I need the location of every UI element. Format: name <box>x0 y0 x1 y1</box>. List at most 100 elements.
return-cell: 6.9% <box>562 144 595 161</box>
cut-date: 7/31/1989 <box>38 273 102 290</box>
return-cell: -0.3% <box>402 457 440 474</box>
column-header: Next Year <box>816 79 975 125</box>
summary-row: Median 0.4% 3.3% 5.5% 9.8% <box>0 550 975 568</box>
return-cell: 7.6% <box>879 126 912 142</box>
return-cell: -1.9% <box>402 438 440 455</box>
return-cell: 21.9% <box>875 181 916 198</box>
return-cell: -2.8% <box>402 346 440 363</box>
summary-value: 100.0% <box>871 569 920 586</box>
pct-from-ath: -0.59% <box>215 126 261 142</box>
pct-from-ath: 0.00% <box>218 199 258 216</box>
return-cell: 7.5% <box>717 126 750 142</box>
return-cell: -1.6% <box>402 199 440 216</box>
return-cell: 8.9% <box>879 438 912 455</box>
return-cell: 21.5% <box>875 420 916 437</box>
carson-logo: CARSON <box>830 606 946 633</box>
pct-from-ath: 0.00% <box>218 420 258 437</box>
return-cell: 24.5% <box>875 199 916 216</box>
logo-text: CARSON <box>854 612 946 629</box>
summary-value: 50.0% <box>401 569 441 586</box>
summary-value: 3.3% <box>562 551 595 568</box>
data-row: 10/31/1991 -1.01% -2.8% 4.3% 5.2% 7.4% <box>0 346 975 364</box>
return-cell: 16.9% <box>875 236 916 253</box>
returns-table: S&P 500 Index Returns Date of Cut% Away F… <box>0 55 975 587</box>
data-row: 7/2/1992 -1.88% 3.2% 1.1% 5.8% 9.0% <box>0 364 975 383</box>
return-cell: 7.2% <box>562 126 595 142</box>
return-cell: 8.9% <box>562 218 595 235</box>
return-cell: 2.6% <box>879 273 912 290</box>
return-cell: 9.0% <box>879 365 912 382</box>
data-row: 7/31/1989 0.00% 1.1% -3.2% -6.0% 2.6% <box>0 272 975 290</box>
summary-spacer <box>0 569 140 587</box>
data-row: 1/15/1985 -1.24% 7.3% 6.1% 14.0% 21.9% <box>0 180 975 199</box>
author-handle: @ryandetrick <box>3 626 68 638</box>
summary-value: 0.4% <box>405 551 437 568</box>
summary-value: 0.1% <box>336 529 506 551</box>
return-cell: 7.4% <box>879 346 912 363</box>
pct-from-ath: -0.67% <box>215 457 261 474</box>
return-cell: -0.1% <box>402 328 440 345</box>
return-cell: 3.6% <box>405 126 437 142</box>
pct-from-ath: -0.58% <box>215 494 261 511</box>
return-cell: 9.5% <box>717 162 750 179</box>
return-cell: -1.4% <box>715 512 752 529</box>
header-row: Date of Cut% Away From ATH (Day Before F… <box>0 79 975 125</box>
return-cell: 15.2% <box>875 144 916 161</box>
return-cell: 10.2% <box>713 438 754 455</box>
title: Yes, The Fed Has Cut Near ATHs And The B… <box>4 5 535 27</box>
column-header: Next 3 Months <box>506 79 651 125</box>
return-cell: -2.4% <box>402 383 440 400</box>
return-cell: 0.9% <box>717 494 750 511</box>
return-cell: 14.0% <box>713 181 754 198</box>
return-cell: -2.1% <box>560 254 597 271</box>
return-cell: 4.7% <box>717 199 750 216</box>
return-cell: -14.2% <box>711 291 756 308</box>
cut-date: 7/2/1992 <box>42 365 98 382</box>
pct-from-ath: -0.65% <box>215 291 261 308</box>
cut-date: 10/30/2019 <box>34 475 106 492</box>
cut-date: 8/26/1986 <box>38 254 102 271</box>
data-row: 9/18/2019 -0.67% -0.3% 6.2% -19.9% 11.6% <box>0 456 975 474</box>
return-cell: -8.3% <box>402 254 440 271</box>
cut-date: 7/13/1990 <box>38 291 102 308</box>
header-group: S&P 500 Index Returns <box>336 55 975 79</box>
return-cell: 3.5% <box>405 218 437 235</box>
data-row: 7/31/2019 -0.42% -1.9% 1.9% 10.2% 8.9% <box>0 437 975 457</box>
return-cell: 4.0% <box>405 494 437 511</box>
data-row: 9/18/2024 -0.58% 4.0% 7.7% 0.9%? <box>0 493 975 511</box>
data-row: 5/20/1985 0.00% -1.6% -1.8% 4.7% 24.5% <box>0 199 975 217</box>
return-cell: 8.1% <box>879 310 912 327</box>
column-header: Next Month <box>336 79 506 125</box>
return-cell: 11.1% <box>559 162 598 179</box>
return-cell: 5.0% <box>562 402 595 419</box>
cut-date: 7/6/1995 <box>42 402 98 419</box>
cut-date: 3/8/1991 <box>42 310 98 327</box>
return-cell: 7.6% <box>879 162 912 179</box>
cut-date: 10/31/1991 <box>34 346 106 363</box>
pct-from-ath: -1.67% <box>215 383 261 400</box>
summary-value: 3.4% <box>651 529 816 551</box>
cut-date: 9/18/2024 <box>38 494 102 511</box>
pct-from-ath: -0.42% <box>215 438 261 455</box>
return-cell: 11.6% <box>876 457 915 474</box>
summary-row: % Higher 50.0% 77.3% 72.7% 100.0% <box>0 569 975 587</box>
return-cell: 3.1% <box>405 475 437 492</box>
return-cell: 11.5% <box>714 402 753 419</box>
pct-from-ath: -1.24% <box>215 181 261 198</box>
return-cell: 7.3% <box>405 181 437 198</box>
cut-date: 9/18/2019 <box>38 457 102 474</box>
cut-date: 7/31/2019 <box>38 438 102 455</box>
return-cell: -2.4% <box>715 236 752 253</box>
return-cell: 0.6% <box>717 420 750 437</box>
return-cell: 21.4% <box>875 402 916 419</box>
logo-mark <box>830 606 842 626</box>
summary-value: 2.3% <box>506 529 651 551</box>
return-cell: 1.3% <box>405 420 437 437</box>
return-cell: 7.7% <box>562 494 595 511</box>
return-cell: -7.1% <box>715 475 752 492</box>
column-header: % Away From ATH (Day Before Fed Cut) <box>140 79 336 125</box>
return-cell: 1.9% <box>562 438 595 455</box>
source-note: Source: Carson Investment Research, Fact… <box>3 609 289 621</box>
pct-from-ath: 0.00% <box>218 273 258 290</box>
_ _ _ _ _
What you will do:
Return the lines word for word, starting at the first line and ending at the line that contains "data-row: 7/31/1989 0.00%".

Worked solution:
I need the location of every UI element. Format: name <box>x0 y0 x1 y1</box>. List at most 100 elements.
return-cell: 6.9% <box>562 144 595 161</box>
cut-date: 7/31/1989 <box>38 273 102 290</box>
return-cell: -0.3% <box>402 457 440 474</box>
column-header: Next Year <box>816 79 975 125</box>
summary-row: Median 0.4% 3.3% 5.5% 9.8% <box>0 550 975 568</box>
return-cell: 7.6% <box>879 126 912 142</box>
return-cell: -1.9% <box>402 438 440 455</box>
return-cell: 21.9% <box>875 181 916 198</box>
return-cell: -2.8% <box>402 346 440 363</box>
summary-value: 100.0% <box>871 569 920 586</box>
pct-from-ath: -0.59% <box>215 126 261 142</box>
pct-from-ath: 0.00% <box>218 199 258 216</box>
return-cell: 7.5% <box>717 126 750 142</box>
return-cell: -1.6% <box>402 199 440 216</box>
return-cell: 8.9% <box>879 438 912 455</box>
return-cell: 21.5% <box>875 420 916 437</box>
carson-logo: CARSON <box>830 606 946 633</box>
pct-from-ath: 0.00% <box>218 420 258 437</box>
return-cell: 24.5% <box>875 199 916 216</box>
logo-text: CARSON <box>854 612 946 629</box>
summary-value: 50.0% <box>401 569 441 586</box>
summary-value: 3.3% <box>562 551 595 568</box>
data-row: 10/31/1991 -1.01% -2.8% 4.3% 5.2% 7.4% <box>0 346 975 364</box>
return-cell: 16.9% <box>875 236 916 253</box>
returns-table: S&P 500 Index Returns Date of Cut% Away F… <box>0 55 975 587</box>
data-row: 7/2/1992 -1.88% 3.2% 1.1% 5.8% 9.0% <box>0 364 975 383</box>
return-cell: 7.2% <box>562 126 595 142</box>
return-cell: 8.9% <box>562 218 595 235</box>
return-cell: 2.6% <box>879 273 912 290</box>
return-cell: 9.0% <box>879 365 912 382</box>
data-row: 7/31/1989 0.00% 1.1% -3.2% -6.0% 2.6% <box>0 272 975 290</box>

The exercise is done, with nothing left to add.